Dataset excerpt
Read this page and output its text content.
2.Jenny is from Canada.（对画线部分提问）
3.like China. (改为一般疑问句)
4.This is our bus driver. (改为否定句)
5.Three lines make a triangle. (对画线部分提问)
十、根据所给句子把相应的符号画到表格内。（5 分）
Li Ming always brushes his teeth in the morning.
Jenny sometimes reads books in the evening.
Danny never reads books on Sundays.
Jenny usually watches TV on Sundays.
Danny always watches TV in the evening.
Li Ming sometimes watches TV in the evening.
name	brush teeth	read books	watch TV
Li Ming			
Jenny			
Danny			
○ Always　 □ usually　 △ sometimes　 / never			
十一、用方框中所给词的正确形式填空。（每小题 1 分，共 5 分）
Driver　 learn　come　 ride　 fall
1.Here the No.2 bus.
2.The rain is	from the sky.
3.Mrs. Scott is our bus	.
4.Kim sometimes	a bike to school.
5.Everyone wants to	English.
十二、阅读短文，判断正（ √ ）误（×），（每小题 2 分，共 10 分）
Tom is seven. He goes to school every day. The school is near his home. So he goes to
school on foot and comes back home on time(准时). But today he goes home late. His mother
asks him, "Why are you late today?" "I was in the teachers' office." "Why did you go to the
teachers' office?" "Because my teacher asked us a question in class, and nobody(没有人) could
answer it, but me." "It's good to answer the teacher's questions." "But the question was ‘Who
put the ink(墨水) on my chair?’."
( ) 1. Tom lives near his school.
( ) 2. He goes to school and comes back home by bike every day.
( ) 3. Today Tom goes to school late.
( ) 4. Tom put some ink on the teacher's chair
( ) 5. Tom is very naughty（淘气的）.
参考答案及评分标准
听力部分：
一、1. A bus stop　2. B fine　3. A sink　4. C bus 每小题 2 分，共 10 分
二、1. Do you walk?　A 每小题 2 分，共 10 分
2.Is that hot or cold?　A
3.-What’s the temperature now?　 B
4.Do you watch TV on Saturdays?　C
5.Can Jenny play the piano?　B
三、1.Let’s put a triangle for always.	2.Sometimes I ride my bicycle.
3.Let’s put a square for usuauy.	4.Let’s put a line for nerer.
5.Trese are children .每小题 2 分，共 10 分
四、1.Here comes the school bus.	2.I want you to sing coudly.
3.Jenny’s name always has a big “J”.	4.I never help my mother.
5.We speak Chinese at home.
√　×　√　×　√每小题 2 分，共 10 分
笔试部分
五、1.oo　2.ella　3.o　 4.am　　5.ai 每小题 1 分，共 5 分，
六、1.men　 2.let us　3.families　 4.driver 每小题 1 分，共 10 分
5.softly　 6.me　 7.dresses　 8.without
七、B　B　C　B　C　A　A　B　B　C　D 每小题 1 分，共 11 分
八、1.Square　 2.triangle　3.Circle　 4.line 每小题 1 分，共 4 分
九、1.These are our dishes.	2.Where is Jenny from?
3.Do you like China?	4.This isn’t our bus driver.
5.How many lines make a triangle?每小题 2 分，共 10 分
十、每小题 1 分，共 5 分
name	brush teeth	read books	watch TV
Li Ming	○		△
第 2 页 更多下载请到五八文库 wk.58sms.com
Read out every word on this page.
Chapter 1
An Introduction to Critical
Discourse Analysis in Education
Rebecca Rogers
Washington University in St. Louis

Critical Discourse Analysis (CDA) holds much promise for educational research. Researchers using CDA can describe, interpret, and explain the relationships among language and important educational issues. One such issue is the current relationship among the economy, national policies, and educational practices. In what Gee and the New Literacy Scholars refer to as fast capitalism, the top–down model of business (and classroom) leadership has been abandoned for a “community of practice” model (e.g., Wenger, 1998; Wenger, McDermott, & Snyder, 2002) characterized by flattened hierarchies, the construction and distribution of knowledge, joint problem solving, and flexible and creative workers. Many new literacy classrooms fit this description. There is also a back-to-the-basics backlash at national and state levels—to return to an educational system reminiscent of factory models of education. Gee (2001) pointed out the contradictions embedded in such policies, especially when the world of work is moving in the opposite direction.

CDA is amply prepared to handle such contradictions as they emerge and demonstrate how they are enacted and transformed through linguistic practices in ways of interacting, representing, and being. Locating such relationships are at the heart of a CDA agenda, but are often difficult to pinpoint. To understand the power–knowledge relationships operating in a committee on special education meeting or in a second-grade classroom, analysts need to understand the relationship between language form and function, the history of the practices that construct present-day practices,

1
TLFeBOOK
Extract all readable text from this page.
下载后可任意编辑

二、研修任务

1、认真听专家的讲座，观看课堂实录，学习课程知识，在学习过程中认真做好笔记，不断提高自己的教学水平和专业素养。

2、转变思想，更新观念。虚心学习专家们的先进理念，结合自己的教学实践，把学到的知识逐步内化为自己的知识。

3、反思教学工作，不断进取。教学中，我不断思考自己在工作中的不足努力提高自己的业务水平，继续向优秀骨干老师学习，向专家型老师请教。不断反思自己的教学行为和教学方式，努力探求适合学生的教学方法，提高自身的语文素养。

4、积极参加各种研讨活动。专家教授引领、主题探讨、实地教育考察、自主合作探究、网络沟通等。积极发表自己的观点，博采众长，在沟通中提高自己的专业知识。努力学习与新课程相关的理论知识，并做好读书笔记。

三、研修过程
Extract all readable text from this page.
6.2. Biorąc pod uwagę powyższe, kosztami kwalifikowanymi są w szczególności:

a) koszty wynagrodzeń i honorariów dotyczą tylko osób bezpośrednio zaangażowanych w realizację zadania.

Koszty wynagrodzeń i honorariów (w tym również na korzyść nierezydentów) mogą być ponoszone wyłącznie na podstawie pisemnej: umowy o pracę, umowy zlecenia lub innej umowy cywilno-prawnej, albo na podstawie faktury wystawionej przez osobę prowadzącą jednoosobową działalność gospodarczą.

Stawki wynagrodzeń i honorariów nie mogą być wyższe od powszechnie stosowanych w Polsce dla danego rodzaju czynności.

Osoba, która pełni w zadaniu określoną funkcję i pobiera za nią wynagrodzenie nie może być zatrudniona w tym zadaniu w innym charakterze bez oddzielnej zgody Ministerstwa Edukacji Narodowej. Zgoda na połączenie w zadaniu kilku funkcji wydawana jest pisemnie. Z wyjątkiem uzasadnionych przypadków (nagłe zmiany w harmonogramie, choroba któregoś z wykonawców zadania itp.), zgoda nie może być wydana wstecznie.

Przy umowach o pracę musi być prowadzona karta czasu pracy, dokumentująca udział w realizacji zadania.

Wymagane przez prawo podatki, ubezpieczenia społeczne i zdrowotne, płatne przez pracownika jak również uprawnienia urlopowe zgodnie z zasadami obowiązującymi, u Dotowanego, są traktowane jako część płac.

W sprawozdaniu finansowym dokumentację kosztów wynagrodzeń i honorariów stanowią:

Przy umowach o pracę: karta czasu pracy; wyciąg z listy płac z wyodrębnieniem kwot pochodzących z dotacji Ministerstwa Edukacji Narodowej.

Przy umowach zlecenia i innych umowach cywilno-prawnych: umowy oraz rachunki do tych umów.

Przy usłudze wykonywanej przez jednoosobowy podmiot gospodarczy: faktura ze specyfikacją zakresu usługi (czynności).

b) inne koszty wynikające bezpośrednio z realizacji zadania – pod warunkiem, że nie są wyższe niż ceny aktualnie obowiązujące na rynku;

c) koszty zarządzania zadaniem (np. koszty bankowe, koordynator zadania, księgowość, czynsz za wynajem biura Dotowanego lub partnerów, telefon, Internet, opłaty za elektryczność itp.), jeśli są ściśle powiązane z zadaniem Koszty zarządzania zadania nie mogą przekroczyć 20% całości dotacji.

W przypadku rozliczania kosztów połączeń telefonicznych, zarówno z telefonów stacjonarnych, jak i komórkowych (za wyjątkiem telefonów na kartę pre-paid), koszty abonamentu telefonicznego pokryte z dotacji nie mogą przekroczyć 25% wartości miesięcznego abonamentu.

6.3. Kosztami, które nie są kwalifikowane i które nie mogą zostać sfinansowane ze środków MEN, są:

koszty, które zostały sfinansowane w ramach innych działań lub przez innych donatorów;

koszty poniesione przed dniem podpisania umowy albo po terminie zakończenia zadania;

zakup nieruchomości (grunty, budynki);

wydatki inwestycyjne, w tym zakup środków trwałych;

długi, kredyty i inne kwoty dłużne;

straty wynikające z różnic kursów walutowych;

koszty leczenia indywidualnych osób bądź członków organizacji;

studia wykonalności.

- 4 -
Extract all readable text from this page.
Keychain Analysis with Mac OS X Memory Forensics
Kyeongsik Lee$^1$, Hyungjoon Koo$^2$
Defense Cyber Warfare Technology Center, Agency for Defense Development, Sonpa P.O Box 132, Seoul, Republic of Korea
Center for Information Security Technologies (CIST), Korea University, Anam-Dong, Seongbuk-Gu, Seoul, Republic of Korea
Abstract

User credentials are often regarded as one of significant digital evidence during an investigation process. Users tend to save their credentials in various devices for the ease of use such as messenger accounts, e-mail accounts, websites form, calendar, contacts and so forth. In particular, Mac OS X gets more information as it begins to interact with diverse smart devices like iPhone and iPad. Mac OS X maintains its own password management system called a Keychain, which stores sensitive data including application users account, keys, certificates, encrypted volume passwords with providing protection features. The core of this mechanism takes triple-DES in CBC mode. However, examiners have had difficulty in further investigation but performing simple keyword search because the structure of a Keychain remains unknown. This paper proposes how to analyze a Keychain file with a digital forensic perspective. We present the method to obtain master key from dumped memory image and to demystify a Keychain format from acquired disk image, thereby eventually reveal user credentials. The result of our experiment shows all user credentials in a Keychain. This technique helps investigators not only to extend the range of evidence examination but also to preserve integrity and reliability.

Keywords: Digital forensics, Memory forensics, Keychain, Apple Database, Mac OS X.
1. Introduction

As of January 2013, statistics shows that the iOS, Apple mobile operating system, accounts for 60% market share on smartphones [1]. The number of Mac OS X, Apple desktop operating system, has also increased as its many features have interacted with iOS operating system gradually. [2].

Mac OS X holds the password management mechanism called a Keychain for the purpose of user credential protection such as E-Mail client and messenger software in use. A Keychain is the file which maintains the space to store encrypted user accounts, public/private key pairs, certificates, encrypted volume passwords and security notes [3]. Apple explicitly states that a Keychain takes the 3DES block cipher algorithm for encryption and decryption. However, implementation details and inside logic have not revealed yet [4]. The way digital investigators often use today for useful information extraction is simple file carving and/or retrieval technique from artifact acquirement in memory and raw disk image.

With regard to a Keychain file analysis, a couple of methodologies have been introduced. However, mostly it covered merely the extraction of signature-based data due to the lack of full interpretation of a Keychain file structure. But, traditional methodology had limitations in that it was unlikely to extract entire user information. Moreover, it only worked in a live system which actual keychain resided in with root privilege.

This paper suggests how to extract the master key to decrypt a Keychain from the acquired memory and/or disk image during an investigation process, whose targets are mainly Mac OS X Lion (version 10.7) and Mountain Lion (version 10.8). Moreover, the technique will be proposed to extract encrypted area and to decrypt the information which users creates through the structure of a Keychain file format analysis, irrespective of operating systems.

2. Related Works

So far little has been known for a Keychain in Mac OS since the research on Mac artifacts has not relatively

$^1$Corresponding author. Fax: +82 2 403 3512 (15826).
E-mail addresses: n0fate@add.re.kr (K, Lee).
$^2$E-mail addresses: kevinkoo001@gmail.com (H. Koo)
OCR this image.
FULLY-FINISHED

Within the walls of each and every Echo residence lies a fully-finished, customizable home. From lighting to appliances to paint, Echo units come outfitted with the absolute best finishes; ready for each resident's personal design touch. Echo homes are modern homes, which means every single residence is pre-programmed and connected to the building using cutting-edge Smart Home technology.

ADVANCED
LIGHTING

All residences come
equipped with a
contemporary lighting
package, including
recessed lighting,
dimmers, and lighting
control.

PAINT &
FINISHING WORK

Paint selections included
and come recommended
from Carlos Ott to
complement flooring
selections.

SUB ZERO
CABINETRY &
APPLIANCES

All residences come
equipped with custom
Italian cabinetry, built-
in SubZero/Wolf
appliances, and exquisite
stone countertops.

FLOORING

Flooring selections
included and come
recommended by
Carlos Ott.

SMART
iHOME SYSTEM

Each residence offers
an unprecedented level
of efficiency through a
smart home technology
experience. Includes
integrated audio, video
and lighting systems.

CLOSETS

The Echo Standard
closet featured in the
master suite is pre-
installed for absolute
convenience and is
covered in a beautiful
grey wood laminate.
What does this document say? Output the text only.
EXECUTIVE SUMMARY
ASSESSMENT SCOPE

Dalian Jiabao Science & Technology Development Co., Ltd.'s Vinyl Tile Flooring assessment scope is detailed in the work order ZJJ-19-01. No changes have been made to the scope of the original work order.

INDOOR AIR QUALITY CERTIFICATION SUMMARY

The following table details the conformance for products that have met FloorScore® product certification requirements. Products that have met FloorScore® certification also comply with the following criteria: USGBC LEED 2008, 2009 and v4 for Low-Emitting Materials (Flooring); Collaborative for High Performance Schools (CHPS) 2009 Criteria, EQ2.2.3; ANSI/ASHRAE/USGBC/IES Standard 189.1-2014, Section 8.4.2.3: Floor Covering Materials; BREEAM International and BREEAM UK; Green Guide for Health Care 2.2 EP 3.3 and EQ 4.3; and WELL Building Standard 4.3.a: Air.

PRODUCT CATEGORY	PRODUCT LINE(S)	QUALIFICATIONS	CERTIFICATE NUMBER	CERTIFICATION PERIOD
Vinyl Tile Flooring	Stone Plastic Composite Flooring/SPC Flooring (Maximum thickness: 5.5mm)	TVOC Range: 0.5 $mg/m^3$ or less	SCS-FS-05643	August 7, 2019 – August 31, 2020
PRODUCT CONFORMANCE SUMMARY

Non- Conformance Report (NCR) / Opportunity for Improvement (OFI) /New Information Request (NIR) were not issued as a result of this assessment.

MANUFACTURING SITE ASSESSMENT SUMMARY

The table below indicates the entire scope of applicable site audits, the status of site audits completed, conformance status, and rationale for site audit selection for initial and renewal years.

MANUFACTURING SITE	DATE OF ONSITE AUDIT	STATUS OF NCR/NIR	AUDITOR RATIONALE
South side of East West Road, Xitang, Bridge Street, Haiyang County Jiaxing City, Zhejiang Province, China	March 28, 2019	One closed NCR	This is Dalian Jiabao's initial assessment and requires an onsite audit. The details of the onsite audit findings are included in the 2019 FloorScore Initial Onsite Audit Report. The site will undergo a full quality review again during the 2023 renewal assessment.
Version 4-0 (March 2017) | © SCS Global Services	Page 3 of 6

DIRECTION
Look through the listing above and count the lines where the string "对画线部分提问" appears. Report the number only.

IN RESPONSE
2